■ **Consignas**:
1. Responde estas preguntas sobre el fragmento acerca de la crisis azucarera en Tucumán:
(a) ¿Qué número tenía el decreto del 22 de agosto de 1966?
(b) ¿Cuántas fábricas habían cerrado hasta 1968?
(c) ¿Quién gobernaba la Argentina en aquel entonces?
2. Sigue escribiendo el fragmento sobre la crisis azucarera en Tucumán a partir de su última oración.

■ **Fragmento para leer**:
================

El efecto dominó de una crisis azucarera

El 22 de agosto de 1966, a través del decreto 16.926, el Poder Ejecutivo Nacional dispuso la “intervención” de siete ingenios tucumanos. La crisis provocó un efecto dominó y al cabo de dos años, hasta 1968, fueron 11 las fábricas que cerraron. Se perdieron alrededor de 50.000 puestos de trabajo y el resultado fue el éxodo de más de 200.000 tucumanos, quienes emigraron en procura de otro horizonte laboral. 

En aquel entonces, la Argentina era gobernada por Juan Carlos Onganía. La industria azucarera sufría graves problemas de arrastre, potenciados por la sobreproducción de la zafra de 1965. Algunos ingenios estaban en situación de quebranto, otros vivían de un permanente endeudamiento con el Estado y los conflictos con los obreros eran constantes. A los productores el financiamiento no les alcanzaba. La situación, según el Gobierno nacional, era insostenible.

================

■ **Datos proporcionados**:
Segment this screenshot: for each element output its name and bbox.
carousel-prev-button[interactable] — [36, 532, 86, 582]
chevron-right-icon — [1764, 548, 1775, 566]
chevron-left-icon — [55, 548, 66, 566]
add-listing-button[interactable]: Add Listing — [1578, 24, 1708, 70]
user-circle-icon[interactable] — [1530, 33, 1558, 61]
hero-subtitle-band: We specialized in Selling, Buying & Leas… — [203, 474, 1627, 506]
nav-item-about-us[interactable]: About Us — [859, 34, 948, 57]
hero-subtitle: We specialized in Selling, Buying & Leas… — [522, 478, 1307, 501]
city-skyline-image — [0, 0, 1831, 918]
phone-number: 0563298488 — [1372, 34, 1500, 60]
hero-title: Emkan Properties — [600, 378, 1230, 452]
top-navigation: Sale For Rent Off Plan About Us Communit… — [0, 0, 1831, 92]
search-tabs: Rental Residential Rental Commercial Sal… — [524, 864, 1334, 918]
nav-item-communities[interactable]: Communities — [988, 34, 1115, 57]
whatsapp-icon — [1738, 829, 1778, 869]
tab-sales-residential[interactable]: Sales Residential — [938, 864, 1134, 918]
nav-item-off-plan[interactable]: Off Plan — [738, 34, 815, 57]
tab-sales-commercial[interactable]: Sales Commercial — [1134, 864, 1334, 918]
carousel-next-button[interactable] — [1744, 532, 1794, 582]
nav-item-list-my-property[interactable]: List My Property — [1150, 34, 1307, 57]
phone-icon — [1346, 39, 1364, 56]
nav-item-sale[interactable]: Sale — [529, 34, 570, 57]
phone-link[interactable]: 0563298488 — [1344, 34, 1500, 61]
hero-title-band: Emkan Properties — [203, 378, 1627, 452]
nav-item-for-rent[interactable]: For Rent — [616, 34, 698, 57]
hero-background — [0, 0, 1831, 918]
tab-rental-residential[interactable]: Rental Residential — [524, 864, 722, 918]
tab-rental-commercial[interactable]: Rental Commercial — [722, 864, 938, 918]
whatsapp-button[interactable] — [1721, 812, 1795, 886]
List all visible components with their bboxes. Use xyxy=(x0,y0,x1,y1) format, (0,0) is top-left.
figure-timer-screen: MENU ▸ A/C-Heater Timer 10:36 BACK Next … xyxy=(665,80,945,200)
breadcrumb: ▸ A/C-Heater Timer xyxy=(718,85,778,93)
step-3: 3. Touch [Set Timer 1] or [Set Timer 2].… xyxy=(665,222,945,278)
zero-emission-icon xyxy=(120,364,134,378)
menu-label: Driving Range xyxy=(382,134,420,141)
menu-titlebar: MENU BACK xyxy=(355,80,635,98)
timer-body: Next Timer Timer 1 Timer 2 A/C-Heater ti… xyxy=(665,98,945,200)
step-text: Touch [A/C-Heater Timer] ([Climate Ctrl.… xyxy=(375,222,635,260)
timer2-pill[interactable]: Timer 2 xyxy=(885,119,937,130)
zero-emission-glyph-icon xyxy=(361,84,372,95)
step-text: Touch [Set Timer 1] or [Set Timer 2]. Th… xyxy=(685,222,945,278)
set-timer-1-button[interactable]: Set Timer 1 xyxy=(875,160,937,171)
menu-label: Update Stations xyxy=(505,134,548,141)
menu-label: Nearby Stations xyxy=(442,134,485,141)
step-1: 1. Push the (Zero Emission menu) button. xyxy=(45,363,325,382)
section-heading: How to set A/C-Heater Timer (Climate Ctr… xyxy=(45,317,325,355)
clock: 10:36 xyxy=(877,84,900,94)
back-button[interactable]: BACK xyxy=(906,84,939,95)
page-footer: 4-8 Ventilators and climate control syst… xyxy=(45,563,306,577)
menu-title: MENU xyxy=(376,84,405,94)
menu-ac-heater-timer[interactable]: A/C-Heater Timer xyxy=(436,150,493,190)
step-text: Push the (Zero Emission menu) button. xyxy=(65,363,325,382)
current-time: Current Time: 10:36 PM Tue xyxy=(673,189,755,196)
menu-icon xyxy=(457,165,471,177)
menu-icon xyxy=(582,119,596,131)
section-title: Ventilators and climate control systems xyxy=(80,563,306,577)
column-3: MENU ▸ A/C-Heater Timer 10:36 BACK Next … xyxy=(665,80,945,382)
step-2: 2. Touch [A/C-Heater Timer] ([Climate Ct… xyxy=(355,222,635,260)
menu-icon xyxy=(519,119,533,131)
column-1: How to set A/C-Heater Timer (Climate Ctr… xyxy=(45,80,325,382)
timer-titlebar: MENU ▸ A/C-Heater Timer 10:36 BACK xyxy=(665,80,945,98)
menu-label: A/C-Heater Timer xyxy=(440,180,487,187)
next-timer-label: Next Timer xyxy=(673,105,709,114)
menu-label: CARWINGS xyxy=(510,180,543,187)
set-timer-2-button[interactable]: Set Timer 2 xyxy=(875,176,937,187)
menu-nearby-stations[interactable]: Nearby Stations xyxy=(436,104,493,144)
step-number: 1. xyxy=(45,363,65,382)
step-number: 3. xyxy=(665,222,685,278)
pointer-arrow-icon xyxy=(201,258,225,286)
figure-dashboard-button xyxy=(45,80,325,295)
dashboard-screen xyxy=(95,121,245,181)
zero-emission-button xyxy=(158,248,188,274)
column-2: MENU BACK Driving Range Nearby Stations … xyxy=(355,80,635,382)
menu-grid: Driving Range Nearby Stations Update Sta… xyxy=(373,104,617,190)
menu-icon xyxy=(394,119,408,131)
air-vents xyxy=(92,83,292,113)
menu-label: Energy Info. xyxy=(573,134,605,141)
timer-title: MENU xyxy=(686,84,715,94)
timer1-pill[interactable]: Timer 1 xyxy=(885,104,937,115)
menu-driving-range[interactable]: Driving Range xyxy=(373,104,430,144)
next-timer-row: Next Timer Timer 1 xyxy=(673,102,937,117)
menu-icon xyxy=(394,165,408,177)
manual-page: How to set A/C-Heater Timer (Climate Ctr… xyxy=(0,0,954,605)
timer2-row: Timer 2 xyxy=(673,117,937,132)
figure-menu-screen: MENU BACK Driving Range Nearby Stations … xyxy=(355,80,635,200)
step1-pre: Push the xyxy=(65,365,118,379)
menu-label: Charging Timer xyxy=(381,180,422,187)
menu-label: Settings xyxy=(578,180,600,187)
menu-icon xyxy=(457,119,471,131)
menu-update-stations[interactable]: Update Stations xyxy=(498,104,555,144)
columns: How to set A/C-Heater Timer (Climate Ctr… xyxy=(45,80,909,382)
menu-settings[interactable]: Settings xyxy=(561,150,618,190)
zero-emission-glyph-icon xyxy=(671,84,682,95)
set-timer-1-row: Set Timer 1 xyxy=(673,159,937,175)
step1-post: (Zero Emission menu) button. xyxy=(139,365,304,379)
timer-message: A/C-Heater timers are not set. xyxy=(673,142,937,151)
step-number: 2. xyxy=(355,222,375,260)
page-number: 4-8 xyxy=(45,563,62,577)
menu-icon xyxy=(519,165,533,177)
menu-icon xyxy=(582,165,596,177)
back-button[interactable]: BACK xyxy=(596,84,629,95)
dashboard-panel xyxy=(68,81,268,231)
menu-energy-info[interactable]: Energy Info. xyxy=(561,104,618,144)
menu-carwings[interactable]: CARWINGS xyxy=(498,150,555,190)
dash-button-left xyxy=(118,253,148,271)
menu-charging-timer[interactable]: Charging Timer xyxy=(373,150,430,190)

================

■ **Respuestas escritas**:
1.
(a) 16.926.
(b) 11.
(c) Juan Carlos Onganía.

2.
El ministro de Economía de ese momento, Néstor Salimei, habló por la cadena nacional de radiodifusión la noche del 21 de agosto. Entre otras definiciones, el ministro afirmó: “después de muchos años de inyectar dinero para subvencionar el monocultivo azucarero, Tucumán sigue al borde del caos. 

El otrora Jardín de la República es hoy, dentro de la Nación, una isla de presente explosivo y de futuro incierto. Hay ingenios que están en quiebra (...)” “Subsistían por motivos electoralistas e intereses minoritarios. Esos ingenios no pueden subsistir y serán transformados (...) Ningún obrero quedará sin trabajo y sin sueldo”, puntualizó Salimei.